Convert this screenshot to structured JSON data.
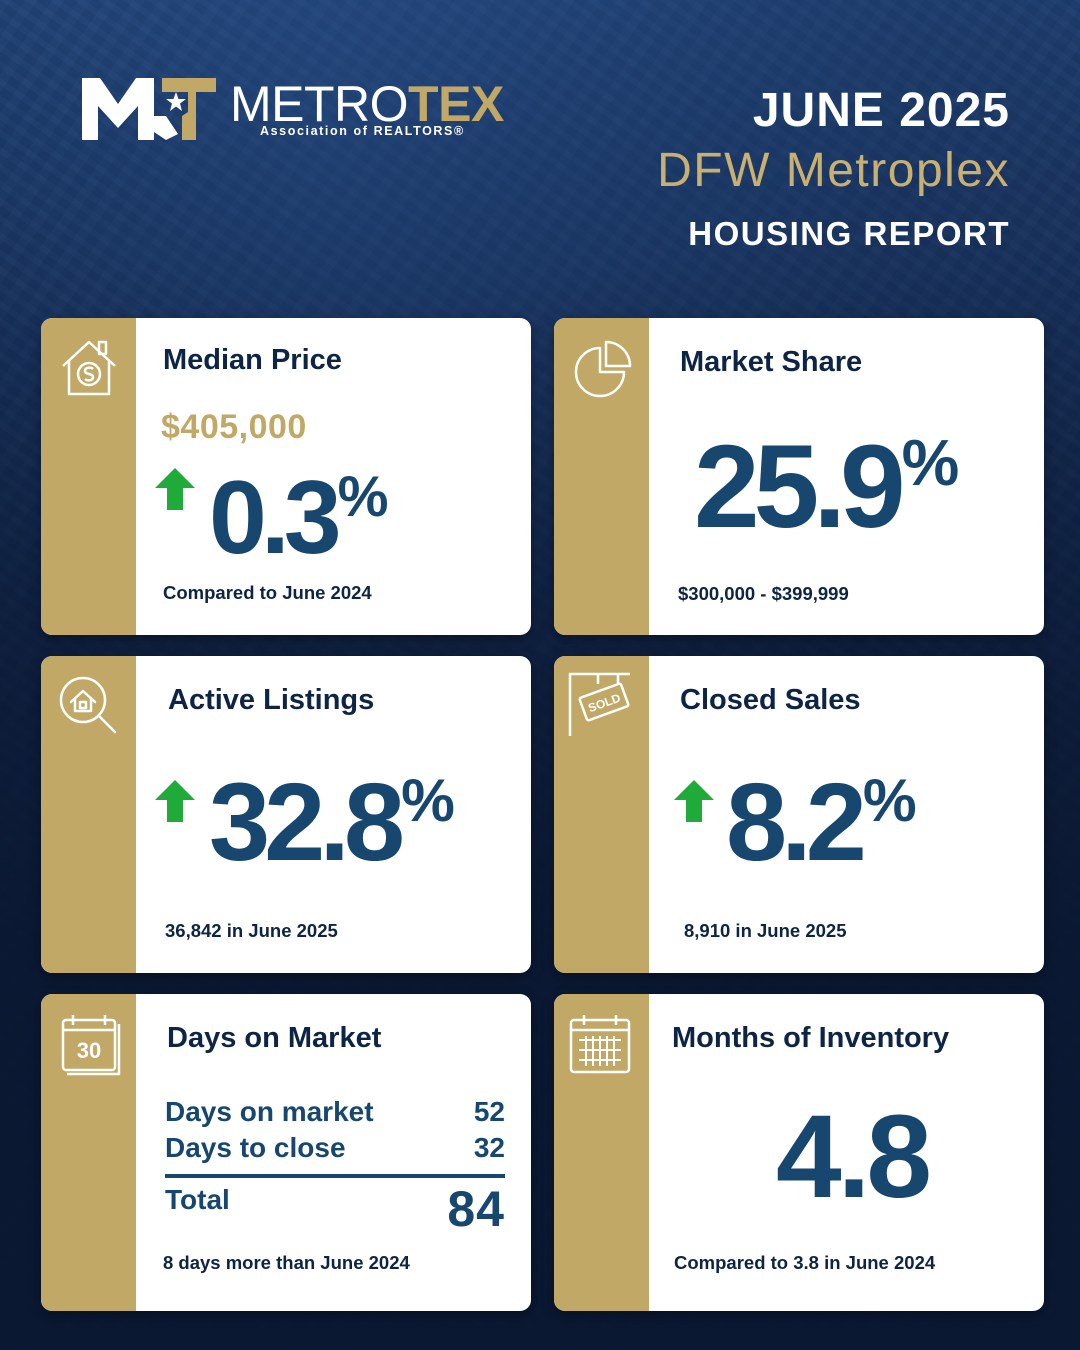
{
  "brand": {
    "name_white": "METRO",
    "name_gold": "TEX",
    "subtitle": "Association of REALTORS®",
    "colors": {
      "navy": "#0d2445",
      "blue": "#17466f",
      "gold": "#c2a866",
      "green": "#1faa3a"
    }
  },
  "header": {
    "month": "JUNE 2025",
    "region": "DFW Metroplex",
    "report": "HOUSING REPORT"
  },
  "cards": {
    "median_price": {
      "icon": "house-dollar-icon",
      "title": "Median Price",
      "price": "$405,000",
      "trend": "up",
      "change_value": "0.3",
      "change_unit": "%",
      "footnote": "Compared to June 2024"
    },
    "market_share": {
      "icon": "pie-chart-icon",
      "title": "Market Share",
      "value": "25.9",
      "unit": "%",
      "footnote": "$300,000 - $399,999"
    },
    "active_listings": {
      "icon": "house-search-icon",
      "title": "Active Listings",
      "trend": "up",
      "change_value": "32.8",
      "change_unit": "%",
      "footnote": "36,842 in June 2025"
    },
    "closed_sales": {
      "icon": "sold-sign-icon",
      "title": "Closed Sales",
      "trend": "up",
      "change_value": "8.2",
      "change_unit": "%",
      "footnote": "8,910 in June 2025"
    },
    "days_on_market": {
      "icon": "calendar-30-icon",
      "icon_text": "30",
      "title": "Days on Market",
      "rows": [
        {
          "label": "Days on market",
          "value": "52"
        },
        {
          "label": "Days to close",
          "value": "32"
        }
      ],
      "total_label": "Total",
      "total_value": "84",
      "footnote": "8 days more than June 2024"
    },
    "months_inventory": {
      "icon": "calendar-grid-icon",
      "title": "Months of Inventory",
      "value": "4.8",
      "footnote": "Compared to 3.8 in June 2024"
    }
  }
}
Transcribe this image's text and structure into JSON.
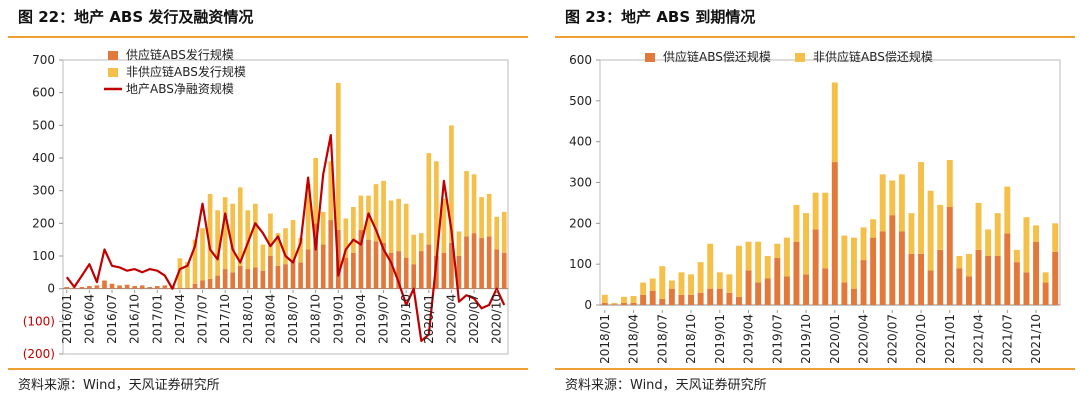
----
__Problem to work on__: Print the listing above in full, exactly as written. Omit any pictures.

__Solution below__:
Convert this screenshot to structured JSON data.
{
  "brand": {
    "name_white": "METRO",
    "name_gold": "TEX",
    "subtitle": "Association of REALTORS®",
    "colors": {
      "navy": "#0d2445",
      "blue": "#17466f",
      "gold": "#c2a866",
      "green": "#1faa3a"
    }
  },
  "header": {
    "month": "JUNE 2025",
    "region": "DFW Metroplex",
    "report": "HOUSING REPORT"
  },
  "cards": {
    "median_price": {
      "icon": "house-dollar-icon",
      "title": "Median Price",
      "price": "$405,000",
      "trend": "up",
      "change_value": "0.3",
      "change_unit": "%",
      "footnote": "Compared to June 2024"
    },
    "market_share": {
      "icon": "pie-chart-icon",
      "title": "Market Share",
      "value": "25.9",
      "unit": "%",
      "footnote": "$300,000 - $399,999"
    },
    "active_listings": {
      "icon": "house-search-icon",
      "title": "Active Listings",
      "trend": "up",
      "change_value": "32.8",
      "change_unit": "%",
      "footnote": "36,842 in June 2025"
    },
    "closed_sales": {
      "icon": "sold-sign-icon",
      "title": "Closed Sales",
      "trend": "up",
      "change_value": "8.2",
      "change_unit": "%",
      "footnote": "8,910 in June 2025"
    },
    "days_on_market": {
      "icon": "calendar-30-icon",
      "icon_text": "30",
      "title": "Days on Market",
      "rows": [
        {
          "label": "Days on market",
          "value": "52"
        },
        {
          "label": "Days to close",
          "value": "32"
        }
      ],
      "total_label": "Total",
      "total_value": "84",
      "footnote": "8 days more than June 2024"
    },
    "months_inventory": {
      "icon": "calendar-grid-icon",
      "title": "Months of Inventory",
      "value": "4.8",
      "footnote": "Compared to 3.8 in June 2024"
    }
  }
}
Transcribe this image's text and structure into JSON.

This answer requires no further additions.